● **Exercise task**:
Render these rows as a numbered list, leaving out blank lines and any pictures.
----- Data shown -----
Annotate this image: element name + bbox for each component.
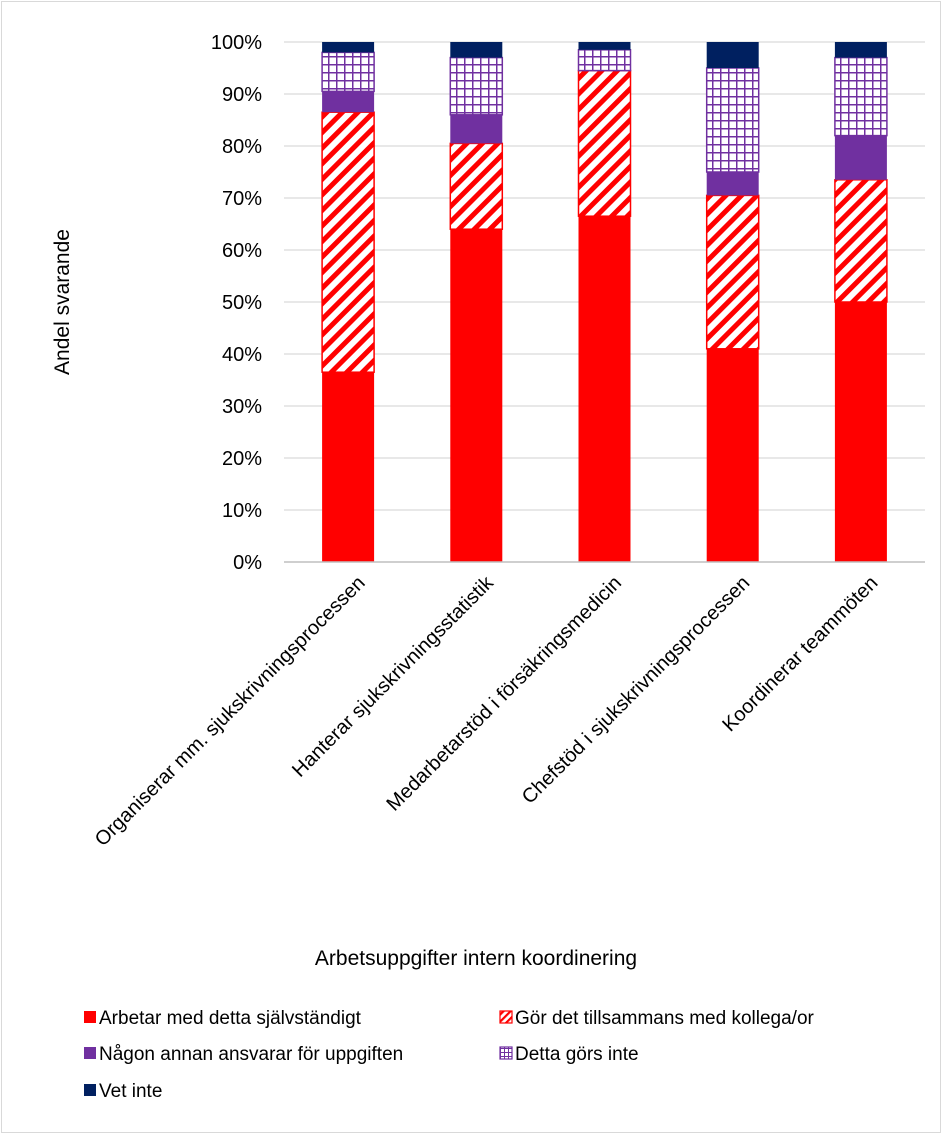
y-axis-tick-labels: 0% 10% 20% 30% 40% 50% 60% 70% 80% 90% 100% bbox=[211, 32, 262, 574]
bar-segment bbox=[835, 58, 887, 136]
bar-segment bbox=[579, 71, 631, 217]
legend: Arbetar med detta självständigt Gör det t… bbox=[84, 1008, 815, 1102]
bar-segment bbox=[579, 50, 631, 71]
x-category-label: Organiserar mm. sjukskrivningsprocessen bbox=[91, 572, 370, 851]
legend-swatch bbox=[84, 1047, 96, 1059]
bar-segment bbox=[450, 143, 502, 229]
bar-segment bbox=[707, 68, 759, 172]
y-axis-title: Andel svarande bbox=[51, 229, 74, 375]
legend-label: Någon annan ansvarar för uppgiften bbox=[99, 1044, 403, 1065]
bar-segment bbox=[835, 136, 887, 180]
legend-label: Gör det tillsammans med kollega/or bbox=[515, 1008, 815, 1029]
bar-segment bbox=[835, 180, 887, 302]
legend-label: Arbetar med detta självständigt bbox=[99, 1008, 362, 1029]
bar-segment bbox=[450, 229, 502, 562]
legend-swatch bbox=[500, 1011, 512, 1023]
y-tick-label: 70% bbox=[222, 188, 262, 210]
legend-item: Gör det tillsammans med kollega/or bbox=[500, 1008, 815, 1029]
y-tick-label: 10% bbox=[222, 500, 262, 522]
legend-swatch bbox=[84, 1084, 96, 1096]
y-tick-label: 40% bbox=[222, 344, 262, 366]
bar-segment bbox=[322, 112, 374, 372]
bar-segment bbox=[450, 42, 502, 58]
bar-segment bbox=[579, 216, 631, 562]
bar-segment bbox=[322, 91, 374, 112]
y-tick-label: 90% bbox=[222, 84, 262, 106]
legend-swatch bbox=[84, 1011, 96, 1023]
y-tick-label: 30% bbox=[222, 396, 262, 418]
legend-item: Någon annan ansvarar för uppgiften bbox=[84, 1044, 403, 1065]
bar-segment bbox=[322, 52, 374, 91]
x-category-label: Hanterar sjukskrivningsstatistik bbox=[288, 571, 498, 781]
y-tick-label: 50% bbox=[222, 292, 262, 314]
bar-segment bbox=[579, 42, 631, 50]
legend-item: Vet inte bbox=[84, 1081, 162, 1102]
bar-segment bbox=[450, 58, 502, 115]
bar-segment bbox=[450, 115, 502, 144]
bar-segment bbox=[707, 349, 759, 562]
x-axis-category-labels: Organiserar mm. sjukskrivningsprocessenH… bbox=[91, 571, 883, 851]
legend-label: Vet inte bbox=[99, 1081, 162, 1102]
bar-segment bbox=[835, 42, 887, 58]
y-tick-label: 80% bbox=[222, 136, 262, 158]
bar-segment bbox=[322, 42, 374, 52]
bar-segment bbox=[707, 195, 759, 348]
bar-segment bbox=[707, 172, 759, 195]
legend-swatch bbox=[500, 1047, 512, 1059]
y-tick-label: 0% bbox=[233, 552, 262, 574]
y-tick-label: 20% bbox=[222, 448, 262, 470]
x-axis-title: Arbetsuppgifter intern koordinering bbox=[315, 947, 637, 970]
bar-segment bbox=[707, 42, 759, 68]
bar-segment bbox=[322, 372, 374, 562]
x-category-label: Medarbetarstöd i försäkringsmedicin bbox=[383, 572, 627, 816]
y-tick-label: 60% bbox=[222, 240, 262, 262]
legend-item: Detta görs inte bbox=[500, 1044, 639, 1065]
legend-item: Arbetar med detta självständigt bbox=[84, 1008, 362, 1029]
x-category-label: Chefstöd i sjukskrivningsprocessen bbox=[518, 572, 754, 808]
bar-segment bbox=[835, 302, 887, 562]
legend-label: Detta görs inte bbox=[515, 1044, 639, 1065]
y-tick-label: 100% bbox=[211, 32, 262, 54]
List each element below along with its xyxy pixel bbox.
-----
● **Response**:
1. Annotate this image: element name + bbox for each component.
2. y-axis-tick-labels: 0% 10% 20% 30% 40% 50% 60% 70% 80% 90% 100% bbox=[211, 32, 262, 574]
3. bar-segment bbox=[835, 58, 887, 136]
4. bar-segment bbox=[579, 71, 631, 217]
5. legend: Arbetar med detta självständigt Gör det t… bbox=[84, 1008, 815, 1102]
6. bar-segment bbox=[579, 50, 631, 71]
7. x-category-label: Organiserar mm. sjukskrivningsprocessen bbox=[91, 572, 370, 851]
8. legend-swatch bbox=[84, 1047, 96, 1059]
9. bar-segment bbox=[450, 143, 502, 229]
10. bar-segment bbox=[707, 68, 759, 172]
11. y-axis-title: Andel svarande bbox=[51, 229, 74, 375]
12. legend-label: Någon annan ansvarar för uppgiften bbox=[99, 1044, 403, 1065]
13. bar-segment bbox=[835, 136, 887, 180]
14. legend-label: Gör det tillsammans med kollega/or bbox=[515, 1008, 815, 1029]
15. bar-segment bbox=[835, 180, 887, 302]
16. legend-label: Arbetar med detta självständigt bbox=[99, 1008, 362, 1029]
17. bar-segment bbox=[450, 229, 502, 562]
18. legend-swatch bbox=[500, 1011, 512, 1023]
19. y-tick-label: 70% bbox=[222, 188, 262, 210]
20. legend-item: Gör det tillsammans med kollega/or bbox=[500, 1008, 815, 1029]
21. y-tick-label: 10% bbox=[222, 500, 262, 522]
22. legend-swatch bbox=[84, 1084, 96, 1096]
23. y-tick-label: 40% bbox=[222, 344, 262, 366]
24. bar-segment bbox=[322, 112, 374, 372]
25. bar-segment bbox=[450, 42, 502, 58]
26. bar-segment bbox=[579, 216, 631, 562]
27. bar-segment bbox=[322, 91, 374, 112]
28. y-tick-label: 90% bbox=[222, 84, 262, 106]
29. legend-swatch bbox=[84, 1011, 96, 1023]
30. y-tick-label: 30% bbox=[222, 396, 262, 418]
31. legend-item: Någon annan ansvarar för uppgiften bbox=[84, 1044, 403, 1065]
32. bar-segment bbox=[322, 52, 374, 91]
33. x-category-label: Hanterar sjukskrivningsstatistik bbox=[288, 571, 498, 781]
34. y-tick-label: 50% bbox=[222, 292, 262, 314]
35. bar-segment bbox=[579, 42, 631, 50]
36. legend-item: Vet inte bbox=[84, 1081, 162, 1102]
37. bar-segment bbox=[450, 58, 502, 115]
38. bar-segment bbox=[450, 115, 502, 144]
39. bar-segment bbox=[707, 349, 759, 562]
40. x-axis-category-labels: Organiserar mm. sjukskrivningsprocessenH… bbox=[91, 571, 883, 851]
41. legend-label: Vet inte bbox=[99, 1081, 162, 1102]
42. bar-segment bbox=[835, 42, 887, 58]
43. y-tick-label: 80% bbox=[222, 136, 262, 158]
44. bar-segment bbox=[322, 42, 374, 52]
45. bar-segment bbox=[707, 195, 759, 348]
46. bar-segment bbox=[707, 172, 759, 195]
47. legend-swatch bbox=[500, 1047, 512, 1059]
48. y-tick-label: 0% bbox=[233, 552, 262, 574]
49. y-tick-label: 20% bbox=[222, 448, 262, 470]
50. x-axis-title: Arbetsuppgifter intern koordinering bbox=[315, 947, 637, 970]
51. bar-segment bbox=[707, 42, 759, 68]
52. bar-segment bbox=[322, 372, 374, 562]
53. x-category-label: Medarbetarstöd i försäkringsmedicin bbox=[383, 572, 627, 816]
54. y-tick-label: 60% bbox=[222, 240, 262, 262]
55. legend-item: Detta görs inte bbox=[500, 1044, 639, 1065]
56. legend-item: Arbetar med detta självständigt bbox=[84, 1008, 362, 1029]
57. x-category-label: Chefstöd i sjukskrivningsprocessen bbox=[518, 572, 754, 808]
58. bar-segment bbox=[835, 302, 887, 562]
59. legend-label: Detta görs inte bbox=[515, 1044, 639, 1065]
60. y-tick-label: 100% bbox=[211, 32, 262, 54]
61. List each element below along with its xyxy pixel bbox.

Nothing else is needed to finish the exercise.